──────── Text segment

If you instead used microtasks or setTimeout(0) you will either generate too many synchronous updates (microtasks) or unsynchronized updates (setTimeout) and get janky results.

Node.js differences

Node.js has a different event loop model influenced by libuv. Important differences:

  • process.nextTick runs before other microtasks - it is prioritized and can starve the event loop if abused.
  • setImmediate schedules a macrotask that runs in the check phase.

Official Node docs: https://nodejs.org/en/docs/guides/event-loop-timers-and-nexttick/

Be careful with process.nextTick - use it sparingly for internal bookkeeping.

Diagrams: timeline and queues

A simplified timeline for a single frame (browser):

Time ->
[macrotask: event or script start] -> finish
   -> drain microtask queue (all Promise.then / MutationObserver / queueMicrotask)
       -> if microtask queue enqueues more microtasks, continue draining
   -> paint (if layout/paint needed)
-> next macrotask

Queue view:

Macrotask queue: [taskA, taskB, setTimeout(fn), ...]
Microtask queue: [promiseThen1, mutationObserverCallback, ...]

When a macrotask runs, microtasks accumulate; the loop empties microtasks before rendering/next macrotask.

Practical rules and best practices

  1. Use microtasks for tiny continuations that must run immediately after current code (e.g., completing Promise-based state transitions). They are perfect for short, deterministically ordered updates.
  2. Avoid unbounded microtask loops that re-enqueue themselves - they can starve rendering and macrotasks. If you need repeated async work, prefer macrotasks with controlled pacing (setTimeout, requestAnimationFrame, requestIdleCallback).
  3. For UI animations, prefer requestAnimationFrame for per-frame logic. Don’t rely on Promise.then/microtasks or setTimeout(0) for animation timing.
  4. For heavy CPU-bound work, offload to Web Workers or chunk it using macrotasks so the UI can remain responsive.
  5. In Node, be cautious with process.nextTick - it runs before other microtasks and can starve the loop. Use setImmediate or Promises for lower priority continuation.
  6. Use queueMicrotask if you need to explicitly schedule a microtask without creating a Promise.

Common patterns and fixes

  • “UI not updating until after Promise” - expected: microtasks run before paint; if you need the browser to paint first, schedule a macrotask (e.g., setTimeout) or use requestAnimationFrame.

────────────────
──────── Record set

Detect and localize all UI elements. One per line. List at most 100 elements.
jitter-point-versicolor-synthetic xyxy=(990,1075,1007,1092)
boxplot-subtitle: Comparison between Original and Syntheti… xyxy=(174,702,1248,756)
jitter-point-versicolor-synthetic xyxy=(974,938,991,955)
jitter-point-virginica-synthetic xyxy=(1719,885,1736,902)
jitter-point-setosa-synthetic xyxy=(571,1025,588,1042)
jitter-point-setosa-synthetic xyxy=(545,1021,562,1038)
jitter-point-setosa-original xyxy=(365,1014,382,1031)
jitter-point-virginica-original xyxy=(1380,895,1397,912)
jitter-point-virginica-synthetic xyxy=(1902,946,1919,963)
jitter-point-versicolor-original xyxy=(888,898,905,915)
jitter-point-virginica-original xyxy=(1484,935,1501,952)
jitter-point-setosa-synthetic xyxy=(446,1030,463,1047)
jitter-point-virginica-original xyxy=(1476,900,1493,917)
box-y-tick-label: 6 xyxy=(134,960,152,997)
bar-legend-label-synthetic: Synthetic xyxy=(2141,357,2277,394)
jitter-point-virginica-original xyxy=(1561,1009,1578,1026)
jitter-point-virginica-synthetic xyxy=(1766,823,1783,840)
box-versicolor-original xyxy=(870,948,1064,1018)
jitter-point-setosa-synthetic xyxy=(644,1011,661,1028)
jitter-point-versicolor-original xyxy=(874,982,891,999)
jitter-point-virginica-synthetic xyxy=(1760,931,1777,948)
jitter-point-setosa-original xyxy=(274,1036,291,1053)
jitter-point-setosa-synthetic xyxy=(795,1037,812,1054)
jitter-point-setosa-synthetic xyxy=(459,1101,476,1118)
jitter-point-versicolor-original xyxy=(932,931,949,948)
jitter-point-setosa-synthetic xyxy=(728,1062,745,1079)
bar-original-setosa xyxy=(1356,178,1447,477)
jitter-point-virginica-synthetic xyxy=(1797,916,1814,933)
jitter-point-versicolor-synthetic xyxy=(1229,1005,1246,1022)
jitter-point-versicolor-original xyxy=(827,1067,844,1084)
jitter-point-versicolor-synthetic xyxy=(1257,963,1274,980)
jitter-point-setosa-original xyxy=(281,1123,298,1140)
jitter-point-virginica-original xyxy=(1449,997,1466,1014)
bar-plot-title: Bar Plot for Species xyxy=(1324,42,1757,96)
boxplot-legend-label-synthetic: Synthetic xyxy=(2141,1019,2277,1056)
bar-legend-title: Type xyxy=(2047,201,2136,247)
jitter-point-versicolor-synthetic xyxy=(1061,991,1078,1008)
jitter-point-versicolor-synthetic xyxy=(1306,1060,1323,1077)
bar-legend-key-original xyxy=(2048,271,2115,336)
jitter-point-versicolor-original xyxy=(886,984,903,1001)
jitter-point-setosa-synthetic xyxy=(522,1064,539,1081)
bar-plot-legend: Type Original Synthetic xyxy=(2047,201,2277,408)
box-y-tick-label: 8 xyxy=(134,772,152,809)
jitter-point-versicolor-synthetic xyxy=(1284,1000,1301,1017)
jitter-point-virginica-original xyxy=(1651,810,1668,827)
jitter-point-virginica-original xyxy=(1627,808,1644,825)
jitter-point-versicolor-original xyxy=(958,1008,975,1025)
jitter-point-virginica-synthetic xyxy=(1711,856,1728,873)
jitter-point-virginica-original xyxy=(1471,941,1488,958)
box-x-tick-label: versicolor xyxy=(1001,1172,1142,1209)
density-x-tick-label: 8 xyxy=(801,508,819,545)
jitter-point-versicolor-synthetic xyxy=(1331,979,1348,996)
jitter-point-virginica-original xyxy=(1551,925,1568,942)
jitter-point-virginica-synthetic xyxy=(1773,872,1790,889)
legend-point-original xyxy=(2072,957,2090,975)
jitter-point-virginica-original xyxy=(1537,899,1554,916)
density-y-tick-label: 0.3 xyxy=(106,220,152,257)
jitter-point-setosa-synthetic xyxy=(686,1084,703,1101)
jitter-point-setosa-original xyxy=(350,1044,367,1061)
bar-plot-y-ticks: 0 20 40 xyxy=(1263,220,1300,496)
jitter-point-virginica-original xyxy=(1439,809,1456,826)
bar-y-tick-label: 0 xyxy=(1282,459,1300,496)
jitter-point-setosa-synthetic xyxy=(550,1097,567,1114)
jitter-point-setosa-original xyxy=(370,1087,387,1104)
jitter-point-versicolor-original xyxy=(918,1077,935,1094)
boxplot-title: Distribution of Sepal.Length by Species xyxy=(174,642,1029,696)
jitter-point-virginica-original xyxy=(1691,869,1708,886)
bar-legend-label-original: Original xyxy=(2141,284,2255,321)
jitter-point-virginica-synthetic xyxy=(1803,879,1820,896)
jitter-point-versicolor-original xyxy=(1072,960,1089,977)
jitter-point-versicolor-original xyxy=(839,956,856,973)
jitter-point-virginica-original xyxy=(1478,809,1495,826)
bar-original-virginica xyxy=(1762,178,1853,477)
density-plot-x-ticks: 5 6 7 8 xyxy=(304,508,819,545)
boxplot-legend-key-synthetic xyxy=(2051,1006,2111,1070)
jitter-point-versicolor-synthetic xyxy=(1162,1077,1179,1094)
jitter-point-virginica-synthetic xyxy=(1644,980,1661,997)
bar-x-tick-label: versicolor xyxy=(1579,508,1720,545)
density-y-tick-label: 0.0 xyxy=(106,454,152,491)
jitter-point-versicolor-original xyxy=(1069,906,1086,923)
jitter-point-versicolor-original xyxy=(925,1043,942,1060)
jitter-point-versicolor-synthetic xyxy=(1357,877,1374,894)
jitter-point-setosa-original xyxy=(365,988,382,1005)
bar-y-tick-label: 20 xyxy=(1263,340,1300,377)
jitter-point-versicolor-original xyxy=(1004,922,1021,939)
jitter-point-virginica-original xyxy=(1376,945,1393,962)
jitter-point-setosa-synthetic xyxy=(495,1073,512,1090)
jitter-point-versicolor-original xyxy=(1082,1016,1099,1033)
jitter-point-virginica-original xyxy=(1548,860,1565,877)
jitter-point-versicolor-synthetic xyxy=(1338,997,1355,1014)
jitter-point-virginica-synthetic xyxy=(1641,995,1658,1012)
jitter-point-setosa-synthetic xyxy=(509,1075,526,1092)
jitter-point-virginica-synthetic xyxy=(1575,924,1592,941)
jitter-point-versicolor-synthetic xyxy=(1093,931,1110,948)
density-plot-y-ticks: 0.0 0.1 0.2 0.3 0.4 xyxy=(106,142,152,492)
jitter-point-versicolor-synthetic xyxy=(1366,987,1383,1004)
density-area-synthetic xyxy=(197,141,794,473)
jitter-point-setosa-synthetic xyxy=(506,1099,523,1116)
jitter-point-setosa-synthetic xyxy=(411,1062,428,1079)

────────────────

_List of tasks_
a) Answer these questions using the event loop text:
(i) In Node.js, which phase does setImmediate's macrotask run in?
(ii) Which API does the text recommend for per-frame logic in UI animations?
(iii) What should be used to schedule a microtask explicitly without creating a Promise?
b) List every API that the event loop text names as a way to run repeated async work as macrotasks with controlled pacing.
c) Continue the event loop text from its last line.
The data has no role in these tasks.

_Expected responses_
a)
(i) The check phase.
(ii) requestAnimationFrame.
(iii) queueMicrotask.

b) setTimeout, requestAnimationFrame, requestIdleCallback

c)
  • “I want something to run after the next paint” - use requestAnimationFrame followed by a macrotask if you need something after paint; or use two rAFs (callback runs before paint), or the experimental window.onafterpaint type patterns (not standardized broadly). Often the pattern is:

requestAnimationFrame(() => {
  // runs before paint
  requestAnimationFrame(() => {
    // runs before paint of the next frame; effectively one paint has occurred in between
  });
});
  • “Avoid blocking long JS on main thread” - use workers or chunking via setTimeout(..., 0) / requestIdleCallback where appropriate.

Appendix: small, runnable ordering examples

Example: mixing MutationObserver, Promise.then and setTimeout:

console.log('script start');

const el = document.createElement('div');
const mo = new MutationObserver(() =>
  console.log('mutation observer callback (microtask)')
);
mo.observe(el, { attributes: true });

Promise.resolve().then(() => console.log('promise then (microtask)'));

setTimeout(() => console.log('timeout (macrotask)'), 0);

el.setAttribute('data-x', '1'); // triggers MutationObserver microtask

console.log('script end');

Likely ordering:

  • script start
  • script end
  • promise then (microtask)
  • mutation observer callback (microtask)
  • timeout (macrotask)

Note: microtasks enqueued during microtask processing are still processed before the macrotask finishes.

Summary - mental model to keep

  • Macrotask = coarse grain scheduling (events, timers). Microtask = fine-grain immediate continuation (Promises, MutationObserver).
  • After each macrotask finishes, the engine drains the entire microtask queue before rendering or processing the next macrotask.
  • Microtasks can starve rendering if abused. Long macrotasks block everything. Use the correct tool for the job: microtasks for tiny continuations, macrotasks (and workers) for chunked or heavy work, rAF for animations.